Copy all of the material below exactly.

THE RECORDS →
>>

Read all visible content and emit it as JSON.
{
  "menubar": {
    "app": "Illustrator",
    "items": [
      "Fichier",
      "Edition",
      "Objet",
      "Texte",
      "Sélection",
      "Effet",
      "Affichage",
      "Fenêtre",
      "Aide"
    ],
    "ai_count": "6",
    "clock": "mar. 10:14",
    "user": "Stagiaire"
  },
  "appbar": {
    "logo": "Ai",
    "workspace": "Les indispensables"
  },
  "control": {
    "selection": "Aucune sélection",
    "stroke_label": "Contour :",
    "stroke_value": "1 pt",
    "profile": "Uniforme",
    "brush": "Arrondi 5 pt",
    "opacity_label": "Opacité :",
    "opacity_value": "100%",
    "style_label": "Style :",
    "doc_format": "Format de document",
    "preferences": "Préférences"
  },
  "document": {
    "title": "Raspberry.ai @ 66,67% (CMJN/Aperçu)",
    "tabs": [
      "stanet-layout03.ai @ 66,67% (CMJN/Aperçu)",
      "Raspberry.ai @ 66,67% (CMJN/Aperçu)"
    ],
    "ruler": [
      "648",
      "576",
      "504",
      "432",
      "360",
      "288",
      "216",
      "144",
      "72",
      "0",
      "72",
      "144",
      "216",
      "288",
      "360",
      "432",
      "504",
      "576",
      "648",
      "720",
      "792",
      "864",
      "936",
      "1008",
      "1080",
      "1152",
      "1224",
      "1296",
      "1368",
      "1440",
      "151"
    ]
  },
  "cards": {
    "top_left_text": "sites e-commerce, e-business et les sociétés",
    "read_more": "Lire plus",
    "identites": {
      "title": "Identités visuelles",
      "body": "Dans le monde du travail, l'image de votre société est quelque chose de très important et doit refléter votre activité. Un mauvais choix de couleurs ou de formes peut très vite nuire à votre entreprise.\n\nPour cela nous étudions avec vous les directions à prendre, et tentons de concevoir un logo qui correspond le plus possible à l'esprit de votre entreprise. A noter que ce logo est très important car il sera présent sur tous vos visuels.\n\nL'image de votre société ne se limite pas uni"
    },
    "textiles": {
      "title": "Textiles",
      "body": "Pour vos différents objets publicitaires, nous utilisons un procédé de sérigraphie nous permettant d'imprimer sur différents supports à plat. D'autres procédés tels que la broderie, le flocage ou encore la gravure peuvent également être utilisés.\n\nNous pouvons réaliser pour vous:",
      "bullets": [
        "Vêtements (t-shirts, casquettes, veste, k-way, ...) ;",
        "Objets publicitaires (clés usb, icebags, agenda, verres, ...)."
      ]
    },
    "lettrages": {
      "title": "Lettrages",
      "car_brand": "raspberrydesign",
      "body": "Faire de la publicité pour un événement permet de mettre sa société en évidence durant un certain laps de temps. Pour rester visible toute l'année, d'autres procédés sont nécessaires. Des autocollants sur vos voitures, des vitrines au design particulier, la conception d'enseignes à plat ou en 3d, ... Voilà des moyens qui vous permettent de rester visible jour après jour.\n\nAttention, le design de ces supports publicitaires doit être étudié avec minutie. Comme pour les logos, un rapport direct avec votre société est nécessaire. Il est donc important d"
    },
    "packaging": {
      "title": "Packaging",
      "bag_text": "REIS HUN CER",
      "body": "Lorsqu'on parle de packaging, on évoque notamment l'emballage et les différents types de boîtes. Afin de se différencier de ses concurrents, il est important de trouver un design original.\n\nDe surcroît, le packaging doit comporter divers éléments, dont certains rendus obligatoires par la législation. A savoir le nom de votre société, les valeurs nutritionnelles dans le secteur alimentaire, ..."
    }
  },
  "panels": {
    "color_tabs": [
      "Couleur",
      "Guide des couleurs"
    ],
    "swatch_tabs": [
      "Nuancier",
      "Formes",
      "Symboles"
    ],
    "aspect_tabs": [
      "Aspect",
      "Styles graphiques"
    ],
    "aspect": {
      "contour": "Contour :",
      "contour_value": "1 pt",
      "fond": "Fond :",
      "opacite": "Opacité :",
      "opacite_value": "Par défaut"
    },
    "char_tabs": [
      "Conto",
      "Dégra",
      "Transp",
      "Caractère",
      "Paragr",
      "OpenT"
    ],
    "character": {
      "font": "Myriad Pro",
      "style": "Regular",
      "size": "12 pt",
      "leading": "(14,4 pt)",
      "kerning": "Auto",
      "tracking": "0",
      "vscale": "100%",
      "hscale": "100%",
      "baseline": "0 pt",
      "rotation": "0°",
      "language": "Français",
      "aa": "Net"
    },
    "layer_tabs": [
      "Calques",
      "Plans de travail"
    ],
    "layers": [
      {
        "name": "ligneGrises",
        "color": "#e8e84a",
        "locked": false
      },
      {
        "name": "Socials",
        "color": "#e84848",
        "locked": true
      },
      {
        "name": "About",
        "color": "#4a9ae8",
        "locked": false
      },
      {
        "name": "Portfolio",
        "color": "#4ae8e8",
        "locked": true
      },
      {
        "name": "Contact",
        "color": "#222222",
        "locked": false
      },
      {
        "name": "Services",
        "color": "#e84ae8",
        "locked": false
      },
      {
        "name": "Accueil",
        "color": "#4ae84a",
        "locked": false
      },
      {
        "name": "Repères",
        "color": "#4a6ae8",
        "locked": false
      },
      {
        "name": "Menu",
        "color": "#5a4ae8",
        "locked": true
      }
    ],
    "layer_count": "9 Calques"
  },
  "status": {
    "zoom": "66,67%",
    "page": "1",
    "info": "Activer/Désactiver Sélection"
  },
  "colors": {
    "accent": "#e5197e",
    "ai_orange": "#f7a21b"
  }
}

<<

ANSWER FOR THE TASK →
Read all visible content and emit it as JSON.
{
  "menubar": {
    "app": "Illustrator",
    "items": [
      "Fichier",
      "Edition",
      "Objet",
      "Texte",
      "Sélection",
      "Effet",
      "Affichage",
      "Fenêtre",
      "Aide"
    ],
    "ai_count": "6",
    "clock": "mar. 10:14",
    "user": "Stagiaire"
  },
  "appbar": {
    "logo": "Ai",
    "workspace": "Les indispensables"
  },
  "control": {
    "selection": "Aucune sélection",
    "stroke_label": "Contour :",
    "stroke_value": "1 pt",
    "profile": "Uniforme",
    "brush": "Arrondi 5 pt",
    "opacity_label": "Opacité :",
    "opacity_value": "100%",
    "style_label": "Style :",
    "doc_format": "Format de document",
    "preferences": "Préférences"
  },
  "document": {
    "title": "Raspberry.ai @ 66,67% (CMJN/Aperçu)",
    "tabs": [
      "stanet-layout03.ai @ 66,67% (CMJN/Aperçu)",
      "Raspberry.ai @ 66,67% (CMJN/Aperçu)"
    ],
    "ruler": [
      "648",
      "576",
      "504",
      "432",
      "360",
      "288",
      "216",
      "144",
      "72",
      "0",
      "72",
      "144",
      "216",
      "288",
      "360",
      "432",
      "504",
      "576",
      "648",
      "720",
      "792",
      "864",
      "936",
      "1008",
      "1080",
      "1152",
      "1224",
      "1296",
      "1368",
      "1440",
      "151"
    ]
  },
  "cards": {
    "top_left_text": "sites e-commerce, e-business et les sociétés",
    "read_more": "Lire plus",
    "identites": {
      "title": "Identités visuelles",
      "body": "Dans le monde du travail, l'image de votre société est quelque chose de très important et doit refléter votre activité. Un mauvais choix de couleurs ou de formes peut très vite nuire à votre entreprise.\n\nPour cela nous étudions avec vous les directions à prendre, et tentons de concevoir un logo qui correspond le plus possible à l'esprit de votre entreprise. A noter que ce logo est très important car il sera présent sur tous vos visuels.\n\nL'image de votre société ne se limite pas uni"
    },
    "textiles": {
      "title": "Textiles",
      "body": "Pour vos différents objets publicitaires, nous utilisons un procédé de sérigraphie nous permettant d'imprimer sur différents supports à plat. D'autres procédés tels que la broderie, le flocage ou encore la gravure peuvent également être utilisés.\n\nNous pouvons réaliser pour vous:",
      "bullets": [
        "Vêtements (t-shirts, casquettes, veste, k-way, ...) ;",
        "Objets publicitaires (clés usb, icebags, agenda, verres, ...)."
      ]
    },
    "lettrages": {
      "title": "Lettrages",
      "car_brand": "raspberrydesign",
      "body": "Faire de la publicité pour un événement permet de mettre sa société en évidence durant un certain laps de temps. Pour rester visible toute l'année, d'autres procédés sont nécessaires. Des autocollants sur vos voitures, des vitrines au design particulier, la conception d'enseignes à plat ou en 3d, ... Voilà des moyens qui vous permettent de rester visible jour après jour.\n\nAttention, le design de ces supports publicitaires doit être étudié avec minutie. Comme pour les logos, un rapport direct avec votre société est nécessaire. Il est donc important d"
    },
    "packaging": {
      "title": "Packaging",
      "bag_text": "REIS HUN CER",
      "body": "Lorsqu'on parle de packaging, on évoque notamment l'emballage et les différents types de boîtes. Afin de se différencier de ses concurrents, il est important de trouver un design original.\n\nDe surcroît, le packaging doit comporter divers éléments, dont certains rendus obligatoires par la législation. A savoir le nom de votre société, les valeurs nutritionnelles dans le secteur alimentaire, ..."
    }
  },
  "panels": {
    "color_tabs": [
      "Couleur",
      "Guide des couleurs"
    ],
    "swatch_tabs": [
      "Nuancier",
      "Formes",
      "Symboles"
    ],
    "aspect_tabs": [
      "Aspect",
      "Styles graphiques"
    ],
    "aspect": {
      "contour": "Contour :",
      "contour_value": "1 pt",
      "fond": "Fond :",
      "opacite": "Opacité :",
      "opacite_value": "Par défaut"
    },
    "char_tabs": [
      "Conto",
      "Dégra",
      "Transp",
      "Caractère",
      "Paragr",
      "OpenT"
    ],
    "character": {
      "font": "Myriad Pro",
      "style": "Regular",
      "size": "12 pt",
      "leading": "(14,4 pt)",
      "kerning": "Auto",
      "tracking": "0",
      "vscale": "100%",
      "hscale": "100%",
      "baseline": "0 pt",
      "rotation": "0°",
      "language": "Français",
      "aa": "Net"
    },
    "layer_tabs": [
      "Calques",
      "Plans de travail"
    ],
    "layers": [
      {
        "name": "ligneGrises",
        "color": "#e8e84a",
        "locked": false
      },
      {
        "name": "Socials",
        "color": "#e84848",
        "locked": true
      },
      {
        "name": "About",
        "color": "#4a9ae8",
        "locked": false
      },
      {
        "name": "Portfolio",
        "color": "#4ae8e8",
        "locked": true
      },
      {
        "name": "Contact",
        "color": "#222222",
        "locked": false
      },
      {
        "name": "Services",
        "color": "#e84ae8",
        "locked": false
      },
      {
        "name": "Accueil",
        "color": "#4ae84a",
        "locked": false
      },
      {
        "name": "Repères",
        "color": "#4a6ae8",
        "locked": false
      },
      {
        "name": "Menu",
        "color": "#5a4ae8",
        "locked": true
      }
    ],
    "layer_count": "9 Calques"
  },
  "status": {
    "zoom": "66,67%",
    "page": "1",
    "info": "Activer/Désactiver Sélection"
  },
  "colors": {
    "accent": "#e5197e",
    "ai_orange": "#f7a21b"
  }
}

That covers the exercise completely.